[START Input data]
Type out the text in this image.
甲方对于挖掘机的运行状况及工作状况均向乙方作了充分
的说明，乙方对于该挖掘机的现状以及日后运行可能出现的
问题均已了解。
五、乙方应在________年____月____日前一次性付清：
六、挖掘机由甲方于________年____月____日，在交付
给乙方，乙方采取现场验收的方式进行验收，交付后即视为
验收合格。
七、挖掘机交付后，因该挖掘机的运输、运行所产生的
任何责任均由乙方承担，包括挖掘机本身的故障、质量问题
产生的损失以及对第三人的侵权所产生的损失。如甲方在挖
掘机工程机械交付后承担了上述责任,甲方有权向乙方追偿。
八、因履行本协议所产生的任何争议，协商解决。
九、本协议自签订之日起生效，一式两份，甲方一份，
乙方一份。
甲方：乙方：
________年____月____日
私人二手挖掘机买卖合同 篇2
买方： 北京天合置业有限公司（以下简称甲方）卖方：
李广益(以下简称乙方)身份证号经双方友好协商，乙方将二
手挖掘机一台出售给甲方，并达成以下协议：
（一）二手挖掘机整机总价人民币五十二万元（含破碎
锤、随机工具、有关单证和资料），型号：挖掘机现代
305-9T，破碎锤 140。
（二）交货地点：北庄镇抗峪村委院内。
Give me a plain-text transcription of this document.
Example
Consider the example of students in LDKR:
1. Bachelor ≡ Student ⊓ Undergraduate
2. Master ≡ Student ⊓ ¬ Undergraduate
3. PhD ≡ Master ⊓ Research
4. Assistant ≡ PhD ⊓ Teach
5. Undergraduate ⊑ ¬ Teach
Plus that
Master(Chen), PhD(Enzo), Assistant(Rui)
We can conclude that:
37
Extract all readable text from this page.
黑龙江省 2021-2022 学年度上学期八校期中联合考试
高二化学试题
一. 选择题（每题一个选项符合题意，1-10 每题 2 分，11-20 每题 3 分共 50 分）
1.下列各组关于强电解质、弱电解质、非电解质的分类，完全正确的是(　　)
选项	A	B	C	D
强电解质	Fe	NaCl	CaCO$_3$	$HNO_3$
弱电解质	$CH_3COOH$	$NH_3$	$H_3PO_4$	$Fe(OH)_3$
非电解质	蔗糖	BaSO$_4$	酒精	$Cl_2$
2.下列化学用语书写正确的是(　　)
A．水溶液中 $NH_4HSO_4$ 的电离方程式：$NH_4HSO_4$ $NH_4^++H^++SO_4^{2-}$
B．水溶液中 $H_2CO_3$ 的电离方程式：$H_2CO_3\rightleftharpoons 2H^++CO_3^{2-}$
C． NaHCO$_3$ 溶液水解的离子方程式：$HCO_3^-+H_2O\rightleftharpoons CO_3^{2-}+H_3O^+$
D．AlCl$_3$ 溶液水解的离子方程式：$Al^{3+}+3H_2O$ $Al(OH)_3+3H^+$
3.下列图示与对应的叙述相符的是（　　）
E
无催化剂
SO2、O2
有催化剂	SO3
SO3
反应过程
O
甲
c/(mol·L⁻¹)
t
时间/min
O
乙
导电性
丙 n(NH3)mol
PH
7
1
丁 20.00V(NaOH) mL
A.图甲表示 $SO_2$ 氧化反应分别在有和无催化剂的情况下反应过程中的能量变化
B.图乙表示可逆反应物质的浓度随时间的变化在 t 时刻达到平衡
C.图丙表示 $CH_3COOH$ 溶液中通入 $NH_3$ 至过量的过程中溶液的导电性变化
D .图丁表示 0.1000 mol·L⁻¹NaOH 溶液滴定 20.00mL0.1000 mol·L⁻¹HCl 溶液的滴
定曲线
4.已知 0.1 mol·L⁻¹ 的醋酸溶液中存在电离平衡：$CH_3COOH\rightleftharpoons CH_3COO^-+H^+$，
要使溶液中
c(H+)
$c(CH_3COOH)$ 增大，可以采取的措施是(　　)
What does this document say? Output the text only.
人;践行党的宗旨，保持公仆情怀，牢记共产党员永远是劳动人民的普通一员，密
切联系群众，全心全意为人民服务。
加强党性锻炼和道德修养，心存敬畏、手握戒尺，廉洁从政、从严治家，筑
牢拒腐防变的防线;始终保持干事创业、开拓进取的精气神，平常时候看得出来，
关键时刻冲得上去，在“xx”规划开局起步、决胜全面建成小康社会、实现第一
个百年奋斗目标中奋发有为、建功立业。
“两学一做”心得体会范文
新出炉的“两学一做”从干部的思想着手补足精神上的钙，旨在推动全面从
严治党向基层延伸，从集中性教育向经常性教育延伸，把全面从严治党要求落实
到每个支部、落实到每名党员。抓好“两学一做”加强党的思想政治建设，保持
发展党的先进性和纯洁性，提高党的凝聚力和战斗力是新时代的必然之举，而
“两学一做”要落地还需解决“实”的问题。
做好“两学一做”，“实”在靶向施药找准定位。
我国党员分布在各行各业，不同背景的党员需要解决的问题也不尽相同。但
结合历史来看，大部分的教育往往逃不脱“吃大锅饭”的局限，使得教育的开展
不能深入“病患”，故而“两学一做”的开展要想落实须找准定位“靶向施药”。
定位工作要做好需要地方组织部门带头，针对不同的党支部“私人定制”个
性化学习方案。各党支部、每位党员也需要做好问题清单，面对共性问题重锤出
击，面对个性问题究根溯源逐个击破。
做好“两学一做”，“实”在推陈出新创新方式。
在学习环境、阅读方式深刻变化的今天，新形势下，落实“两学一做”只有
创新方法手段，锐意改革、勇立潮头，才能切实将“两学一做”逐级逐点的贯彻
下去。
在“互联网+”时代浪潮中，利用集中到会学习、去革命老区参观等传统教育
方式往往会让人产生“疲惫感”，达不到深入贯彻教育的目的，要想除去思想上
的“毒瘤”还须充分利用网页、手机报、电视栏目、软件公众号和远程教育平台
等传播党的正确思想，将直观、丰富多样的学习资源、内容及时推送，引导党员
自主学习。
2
[END Input data]
__Goal__
In full and verbatim, repeat the records given above.

__Solved problem__
Type out the text in this image.
甲方对于挖掘机的运行状况及工作状况均向乙方作了充分
的说明，乙方对于该挖掘机的现状以及日后运行可能出现的
问题均已了解。
五、乙方应在________年____月____日前一次性付清：
六、挖掘机由甲方于________年____月____日，在交付
给乙方，乙方采取现场验收的方式进行验收，交付后即视为
验收合格。
七、挖掘机交付后，因该挖掘机的运输、运行所产生的
任何责任均由乙方承担，包括挖掘机本身的故障、质量问题
产生的损失以及对第三人的侵权所产生的损失。如甲方在挖
掘机工程机械交付后承担了上述责任,甲方有权向乙方追偿。
八、因履行本协议所产生的任何争议，协商解决。
九、本协议自签订之日起生效，一式两份，甲方一份，
乙方一份。
甲方：乙方：
________年____月____日
私人二手挖掘机买卖合同 篇2
买方： 北京天合置业有限公司（以下简称甲方）卖方：
李广益(以下简称乙方)身份证号经双方友好协商，乙方将二
手挖掘机一台出售给甲方，并达成以下协议：
（一）二手挖掘机整机总价人民币五十二万元（含破碎
锤、随机工具、有关单证和资料），型号：挖掘机现代
305-9T，破碎锤 140。
（二）交货地点：北庄镇抗峪村委院内。
Give me a plain-text transcription of this document.
Example
Consider the example of students in LDKR:
1. Bachelor ≡ Student ⊓ Undergraduate
2. Master ≡ Student ⊓ ¬ Undergraduate
3. PhD ≡ Master ⊓ Research
4. Assistant ≡ PhD ⊓ Teach
5. Undergraduate ⊑ ¬ Teach
Plus that
Master(Chen), PhD(Enzo), Assistant(Rui)
We can conclude that:
37
Extract all readable text from this page.
黑龙江省 2021-2022 学年度上学期八校期中联合考试
高二化学试题
一. 选择题（每题一个选项符合题意，1-10 每题 2 分，11-20 每题 3 分共 50 分）
1.下列各组关于强电解质、弱电解质、非电解质的分类，完全正确的是(　　)
选项	A	B	C	D
强电解质	Fe	NaCl	CaCO$_3$	$HNO_3$
弱电解质	$CH_3COOH$	$NH_3$	$H_3PO_4$	$Fe(OH)_3$
非电解质	蔗糖	BaSO$_4$	酒精	$Cl_2$
2.下列化学用语书写正确的是(　　)
A．水溶液中 $NH_4HSO_4$ 的电离方程式：$NH_4HSO_4$ $NH_4^++H^++SO_4^{2-}$
B．水溶液中 $H_2CO_3$ 的电离方程式：$H_2CO_3\rightleftharpoons 2H^++CO_3^{2-}$
C． NaHCO$_3$ 溶液水解的离子方程式：$HCO_3^-+H_2O\rightleftharpoons CO_3^{2-}+H_3O^+$
D．AlCl$_3$ 溶液水解的离子方程式：$Al^{3+}+3H_2O$ $Al(OH)_3+3H^+$
3.下列图示与对应的叙述相符的是（　　）
E
无催化剂
SO2、O2
有催化剂	SO3
SO3
反应过程
O
甲
c/(mol·L⁻¹)
t
时间/min
O
乙
导电性
丙 n(NH3)mol
PH
7
1
丁 20.00V(NaOH) mL
A.图甲表示 $SO_2$ 氧化反应分别在有和无催化剂的情况下反应过程中的能量变化
B.图乙表示可逆反应物质的浓度随时间的变化在 t 时刻达到平衡
C.图丙表示 $CH_3COOH$ 溶液中通入 $NH_3$ 至过量的过程中溶液的导电性变化
D .图丁表示 0.1000 mol·L⁻¹NaOH 溶液滴定 20.00mL0.1000 mol·L⁻¹HCl 溶液的滴
定曲线
4.已知 0.1 mol·L⁻¹ 的醋酸溶液中存在电离平衡：$CH_3COOH\rightleftharpoons CH_3COO^-+H^+$，
要使溶液中
c(H+)
$c(CH_3COOH)$ 增大，可以采取的措施是(　　)
What does this document say? Output the text only.
人;践行党的宗旨，保持公仆情怀，牢记共产党员永远是劳动人民的普通一员，密
切联系群众，全心全意为人民服务。
加强党性锻炼和道德修养，心存敬畏、手握戒尺，廉洁从政、从严治家，筑
牢拒腐防变的防线;始终保持干事创业、开拓进取的精气神，平常时候看得出来，
关键时刻冲得上去，在“xx”规划开局起步、决胜全面建成小康社会、实现第一
个百年奋斗目标中奋发有为、建功立业。
“两学一做”心得体会范文
新出炉的“两学一做”从干部的思想着手补足精神上的钙，旨在推动全面从
严治党向基层延伸，从集中性教育向经常性教育延伸，把全面从严治党要求落实
到每个支部、落实到每名党员。抓好“两学一做”加强党的思想政治建设，保持
发展党的先进性和纯洁性，提高党的凝聚力和战斗力是新时代的必然之举，而
“两学一做”要落地还需解决“实”的问题。
做好“两学一做”，“实”在靶向施药找准定位。
我国党员分布在各行各业，不同背景的党员需要解决的问题也不尽相同。但
结合历史来看，大部分的教育往往逃不脱“吃大锅饭”的局限，使得教育的开展
不能深入“病患”，故而“两学一做”的开展要想落实须找准定位“靶向施药”。
定位工作要做好需要地方组织部门带头，针对不同的党支部“私人定制”个
性化学习方案。各党支部、每位党员也需要做好问题清单，面对共性问题重锤出
击，面对个性问题究根溯源逐个击破。
做好“两学一做”，“实”在推陈出新创新方式。
在学习环境、阅读方式深刻变化的今天，新形势下，落实“两学一做”只有
创新方法手段，锐意改革、勇立潮头，才能切实将“两学一做”逐级逐点的贯彻
下去。
在“互联网+”时代浪潮中，利用集中到会学习、去革命老区参观等传统教育
方式往往会让人产生“疲惫感”，达不到深入贯彻教育的目的，要想除去思想上
的“毒瘤”还须充分利用网页、手机报、电视栏目、软件公众号和远程教育平台
等传播党的正确思想，将直观、丰富多样的学习资源、内容及时推送，引导党员
自主学习。
2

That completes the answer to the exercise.